Dataset entries:
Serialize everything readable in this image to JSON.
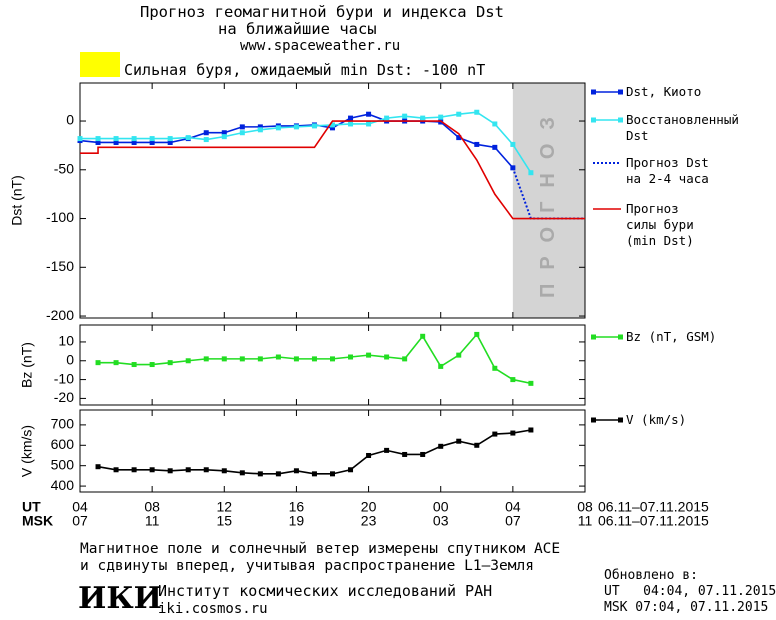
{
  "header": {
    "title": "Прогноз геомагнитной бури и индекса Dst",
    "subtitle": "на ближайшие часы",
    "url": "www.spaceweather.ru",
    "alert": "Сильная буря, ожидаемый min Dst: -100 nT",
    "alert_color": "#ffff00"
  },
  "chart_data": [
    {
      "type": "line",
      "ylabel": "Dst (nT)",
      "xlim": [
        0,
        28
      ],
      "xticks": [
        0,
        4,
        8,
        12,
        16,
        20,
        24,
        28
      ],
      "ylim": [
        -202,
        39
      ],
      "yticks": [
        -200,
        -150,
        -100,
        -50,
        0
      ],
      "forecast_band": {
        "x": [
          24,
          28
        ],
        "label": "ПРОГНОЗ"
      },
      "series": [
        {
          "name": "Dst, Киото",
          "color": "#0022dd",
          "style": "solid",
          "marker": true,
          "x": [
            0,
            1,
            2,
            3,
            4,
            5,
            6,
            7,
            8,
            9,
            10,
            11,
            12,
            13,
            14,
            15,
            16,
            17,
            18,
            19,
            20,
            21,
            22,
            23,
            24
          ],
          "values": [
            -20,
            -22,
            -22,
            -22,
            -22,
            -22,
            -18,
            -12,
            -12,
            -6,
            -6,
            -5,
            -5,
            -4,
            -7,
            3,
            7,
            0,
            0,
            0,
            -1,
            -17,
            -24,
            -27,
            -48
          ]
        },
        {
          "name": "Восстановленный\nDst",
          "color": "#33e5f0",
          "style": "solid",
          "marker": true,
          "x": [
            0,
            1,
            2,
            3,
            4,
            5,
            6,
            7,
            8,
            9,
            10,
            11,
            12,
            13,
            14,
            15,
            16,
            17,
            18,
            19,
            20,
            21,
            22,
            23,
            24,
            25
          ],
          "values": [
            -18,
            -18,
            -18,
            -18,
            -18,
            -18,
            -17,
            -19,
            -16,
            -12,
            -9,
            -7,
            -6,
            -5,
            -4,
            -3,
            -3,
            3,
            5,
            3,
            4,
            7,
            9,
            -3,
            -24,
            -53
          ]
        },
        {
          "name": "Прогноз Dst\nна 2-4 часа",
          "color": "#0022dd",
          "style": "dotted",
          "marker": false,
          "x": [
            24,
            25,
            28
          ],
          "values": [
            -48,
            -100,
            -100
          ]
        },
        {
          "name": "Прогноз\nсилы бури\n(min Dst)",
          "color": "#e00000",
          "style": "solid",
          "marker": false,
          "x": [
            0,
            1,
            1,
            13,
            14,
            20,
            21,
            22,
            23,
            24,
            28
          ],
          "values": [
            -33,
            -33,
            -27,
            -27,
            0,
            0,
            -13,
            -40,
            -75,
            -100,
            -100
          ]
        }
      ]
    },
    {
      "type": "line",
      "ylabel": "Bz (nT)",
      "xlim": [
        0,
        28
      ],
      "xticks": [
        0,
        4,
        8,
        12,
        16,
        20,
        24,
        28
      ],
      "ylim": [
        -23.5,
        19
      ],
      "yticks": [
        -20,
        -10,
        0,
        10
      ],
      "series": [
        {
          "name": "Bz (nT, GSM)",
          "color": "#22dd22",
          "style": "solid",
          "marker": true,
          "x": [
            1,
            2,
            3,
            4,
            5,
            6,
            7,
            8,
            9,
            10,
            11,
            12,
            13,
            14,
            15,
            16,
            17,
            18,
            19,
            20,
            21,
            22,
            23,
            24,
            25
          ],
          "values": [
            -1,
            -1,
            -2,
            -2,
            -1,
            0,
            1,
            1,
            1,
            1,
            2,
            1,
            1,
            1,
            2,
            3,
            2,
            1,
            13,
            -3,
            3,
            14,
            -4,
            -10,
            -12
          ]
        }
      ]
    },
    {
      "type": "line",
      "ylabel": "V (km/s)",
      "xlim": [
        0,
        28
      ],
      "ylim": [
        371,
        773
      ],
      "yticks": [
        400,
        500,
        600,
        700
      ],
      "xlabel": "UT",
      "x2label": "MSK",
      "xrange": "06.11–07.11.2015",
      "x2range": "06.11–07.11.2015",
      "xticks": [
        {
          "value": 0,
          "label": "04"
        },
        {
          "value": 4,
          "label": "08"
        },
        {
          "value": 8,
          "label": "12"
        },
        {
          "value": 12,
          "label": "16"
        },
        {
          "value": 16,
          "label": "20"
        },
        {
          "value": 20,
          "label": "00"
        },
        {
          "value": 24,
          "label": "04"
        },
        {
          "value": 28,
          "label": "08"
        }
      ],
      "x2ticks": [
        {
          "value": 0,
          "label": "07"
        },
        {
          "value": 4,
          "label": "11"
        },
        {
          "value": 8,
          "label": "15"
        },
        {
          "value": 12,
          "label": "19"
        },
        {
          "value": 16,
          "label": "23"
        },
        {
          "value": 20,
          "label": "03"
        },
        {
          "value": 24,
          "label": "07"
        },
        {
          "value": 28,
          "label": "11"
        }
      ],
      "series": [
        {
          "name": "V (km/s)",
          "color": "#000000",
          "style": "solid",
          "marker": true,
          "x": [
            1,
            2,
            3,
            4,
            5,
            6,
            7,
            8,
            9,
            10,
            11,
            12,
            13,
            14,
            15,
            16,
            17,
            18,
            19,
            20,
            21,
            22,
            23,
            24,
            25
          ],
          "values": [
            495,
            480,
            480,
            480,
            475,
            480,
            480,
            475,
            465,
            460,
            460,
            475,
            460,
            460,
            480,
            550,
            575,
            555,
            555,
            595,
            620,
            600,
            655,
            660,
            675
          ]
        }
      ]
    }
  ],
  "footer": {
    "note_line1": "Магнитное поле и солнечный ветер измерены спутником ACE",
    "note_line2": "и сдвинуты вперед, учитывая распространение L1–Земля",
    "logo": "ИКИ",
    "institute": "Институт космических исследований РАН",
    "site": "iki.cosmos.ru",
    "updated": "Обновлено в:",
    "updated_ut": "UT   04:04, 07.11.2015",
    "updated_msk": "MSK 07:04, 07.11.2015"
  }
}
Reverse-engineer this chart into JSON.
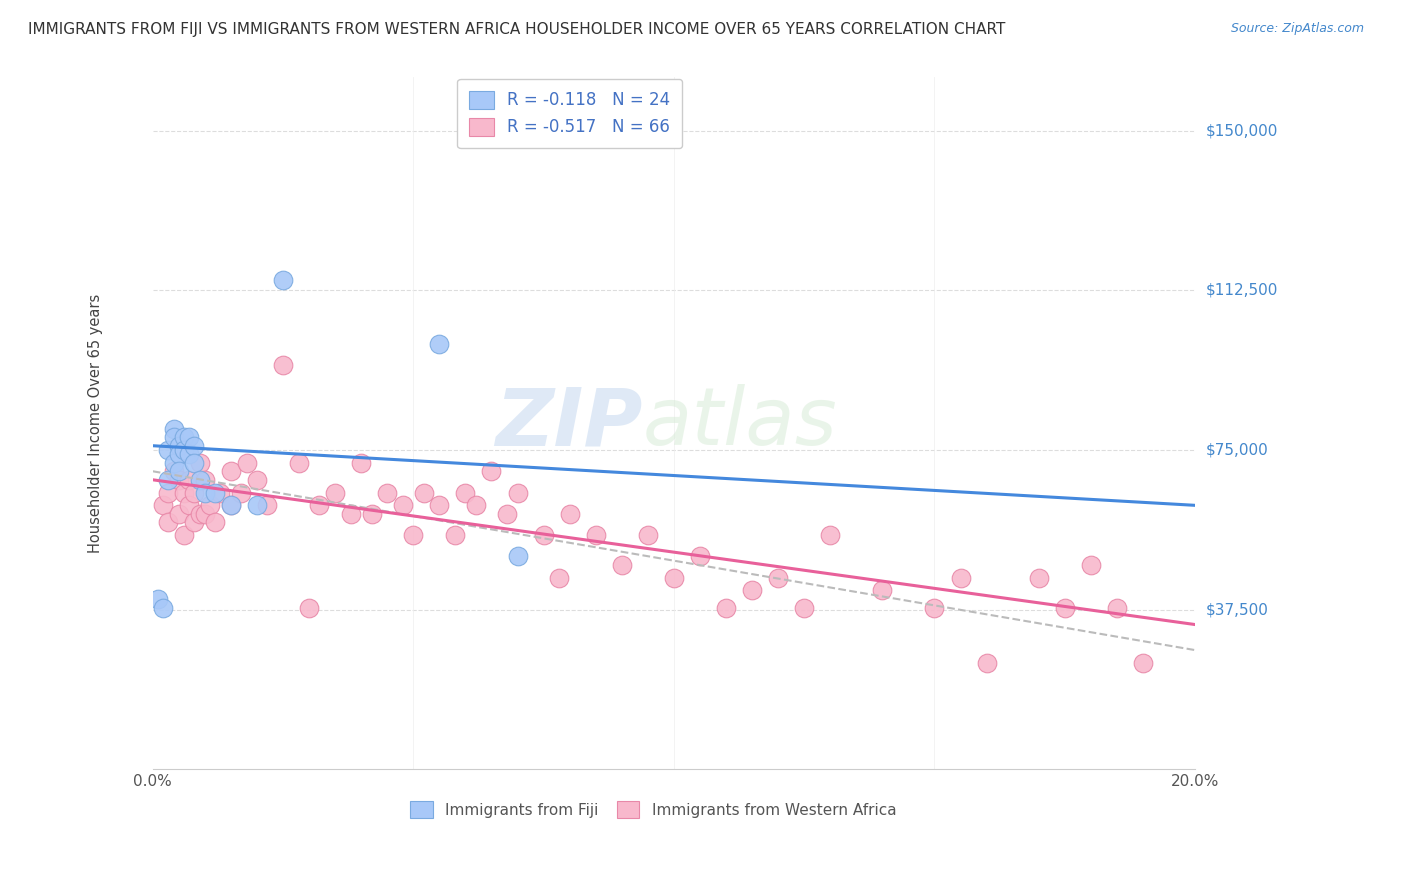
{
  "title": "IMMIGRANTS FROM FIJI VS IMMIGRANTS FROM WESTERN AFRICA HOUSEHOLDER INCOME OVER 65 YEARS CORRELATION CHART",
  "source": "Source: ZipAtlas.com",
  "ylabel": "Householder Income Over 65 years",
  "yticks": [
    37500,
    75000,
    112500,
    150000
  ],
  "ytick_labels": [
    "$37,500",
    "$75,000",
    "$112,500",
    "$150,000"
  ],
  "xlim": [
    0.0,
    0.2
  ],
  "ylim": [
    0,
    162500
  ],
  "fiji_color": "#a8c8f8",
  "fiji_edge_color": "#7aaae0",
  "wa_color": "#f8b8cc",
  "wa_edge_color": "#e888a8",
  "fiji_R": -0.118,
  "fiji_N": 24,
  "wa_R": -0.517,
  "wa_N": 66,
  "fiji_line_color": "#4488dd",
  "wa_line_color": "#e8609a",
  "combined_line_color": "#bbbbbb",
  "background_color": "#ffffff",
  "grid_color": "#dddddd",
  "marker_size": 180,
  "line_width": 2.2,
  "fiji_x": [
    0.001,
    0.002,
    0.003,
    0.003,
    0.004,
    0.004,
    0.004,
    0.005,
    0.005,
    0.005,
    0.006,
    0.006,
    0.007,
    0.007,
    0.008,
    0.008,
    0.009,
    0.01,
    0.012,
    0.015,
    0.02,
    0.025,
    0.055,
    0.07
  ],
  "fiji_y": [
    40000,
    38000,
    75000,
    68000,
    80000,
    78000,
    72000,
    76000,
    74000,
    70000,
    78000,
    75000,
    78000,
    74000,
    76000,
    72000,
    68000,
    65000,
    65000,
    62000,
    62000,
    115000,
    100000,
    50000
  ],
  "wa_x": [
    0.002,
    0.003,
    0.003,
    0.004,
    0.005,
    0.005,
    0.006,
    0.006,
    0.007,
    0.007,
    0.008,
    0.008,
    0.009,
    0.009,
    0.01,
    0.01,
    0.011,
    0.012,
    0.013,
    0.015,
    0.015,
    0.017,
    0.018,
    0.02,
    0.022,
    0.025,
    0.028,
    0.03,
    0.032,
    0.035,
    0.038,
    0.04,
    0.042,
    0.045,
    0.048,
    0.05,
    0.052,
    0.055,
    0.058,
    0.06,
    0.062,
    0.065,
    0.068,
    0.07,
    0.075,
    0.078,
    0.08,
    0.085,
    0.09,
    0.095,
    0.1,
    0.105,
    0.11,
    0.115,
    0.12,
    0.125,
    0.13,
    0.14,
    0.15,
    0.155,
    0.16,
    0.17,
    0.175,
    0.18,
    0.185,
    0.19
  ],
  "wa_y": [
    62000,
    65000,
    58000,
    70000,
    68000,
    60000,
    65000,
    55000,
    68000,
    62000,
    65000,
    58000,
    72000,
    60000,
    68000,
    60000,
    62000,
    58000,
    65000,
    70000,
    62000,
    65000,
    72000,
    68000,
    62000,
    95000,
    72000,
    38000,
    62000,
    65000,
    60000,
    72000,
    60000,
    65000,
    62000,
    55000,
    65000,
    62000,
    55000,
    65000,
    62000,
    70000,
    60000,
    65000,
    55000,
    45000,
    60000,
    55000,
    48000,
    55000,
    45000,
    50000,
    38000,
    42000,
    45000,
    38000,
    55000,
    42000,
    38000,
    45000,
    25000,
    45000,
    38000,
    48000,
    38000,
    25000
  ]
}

## Task statement
Identify every line holding the word "JSON" and copy it out.

## Result for this exercise
Serialize everything readable in this image to JSON.
Reverse-engineer this chart into JSON.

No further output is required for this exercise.